## AIM OF THE TASK
From the listing below, extract each line containing the string "usernames".

## DATA
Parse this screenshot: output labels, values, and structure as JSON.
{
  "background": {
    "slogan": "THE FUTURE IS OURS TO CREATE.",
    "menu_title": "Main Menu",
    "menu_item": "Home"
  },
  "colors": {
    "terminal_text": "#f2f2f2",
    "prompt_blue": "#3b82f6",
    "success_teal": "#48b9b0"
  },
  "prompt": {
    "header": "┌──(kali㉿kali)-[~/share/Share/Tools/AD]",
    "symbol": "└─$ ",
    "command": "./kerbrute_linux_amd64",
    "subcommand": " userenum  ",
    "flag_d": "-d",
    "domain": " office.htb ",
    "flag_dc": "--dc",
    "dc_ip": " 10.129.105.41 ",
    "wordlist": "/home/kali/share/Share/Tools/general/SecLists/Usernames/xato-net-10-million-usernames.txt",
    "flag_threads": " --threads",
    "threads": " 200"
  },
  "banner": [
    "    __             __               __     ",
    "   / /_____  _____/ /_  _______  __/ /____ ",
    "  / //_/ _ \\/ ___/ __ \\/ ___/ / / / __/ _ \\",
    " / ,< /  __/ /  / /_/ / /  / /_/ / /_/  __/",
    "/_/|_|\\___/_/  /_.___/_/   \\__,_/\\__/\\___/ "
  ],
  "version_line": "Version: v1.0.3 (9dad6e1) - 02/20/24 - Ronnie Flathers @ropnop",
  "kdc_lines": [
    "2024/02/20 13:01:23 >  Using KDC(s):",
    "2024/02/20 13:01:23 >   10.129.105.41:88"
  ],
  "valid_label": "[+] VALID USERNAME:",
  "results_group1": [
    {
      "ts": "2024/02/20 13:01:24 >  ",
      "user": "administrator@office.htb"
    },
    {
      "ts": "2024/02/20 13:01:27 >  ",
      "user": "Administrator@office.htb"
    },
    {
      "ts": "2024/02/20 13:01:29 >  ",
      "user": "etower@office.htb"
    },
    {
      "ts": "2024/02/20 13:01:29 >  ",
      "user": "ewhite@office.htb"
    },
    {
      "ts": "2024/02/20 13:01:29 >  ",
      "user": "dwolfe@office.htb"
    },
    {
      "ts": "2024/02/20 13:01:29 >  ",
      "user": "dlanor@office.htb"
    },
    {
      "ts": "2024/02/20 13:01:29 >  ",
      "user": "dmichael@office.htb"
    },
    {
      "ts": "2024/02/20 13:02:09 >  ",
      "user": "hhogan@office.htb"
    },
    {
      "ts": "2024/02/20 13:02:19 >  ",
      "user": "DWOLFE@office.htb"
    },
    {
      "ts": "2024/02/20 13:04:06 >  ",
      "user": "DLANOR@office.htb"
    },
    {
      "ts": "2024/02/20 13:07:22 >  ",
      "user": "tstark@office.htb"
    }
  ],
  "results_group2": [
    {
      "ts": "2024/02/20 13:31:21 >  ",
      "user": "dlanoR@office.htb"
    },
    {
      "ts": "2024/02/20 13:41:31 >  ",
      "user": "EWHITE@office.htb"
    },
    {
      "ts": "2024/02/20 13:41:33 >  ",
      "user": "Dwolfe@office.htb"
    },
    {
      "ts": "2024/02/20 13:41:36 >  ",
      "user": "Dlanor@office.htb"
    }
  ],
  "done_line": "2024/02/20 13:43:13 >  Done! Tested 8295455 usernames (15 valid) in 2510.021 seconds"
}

## RESULT BELOW
    "wordlist": "/home/kali/share/Share/Tools/general/SecLists/Usernames/xato-net-10-million-usernames.txt",
  "done_line": "2024/02/20 13:43:13 >  Done! Tested 8295455 usernames (15 valid) in 2510.021 seconds"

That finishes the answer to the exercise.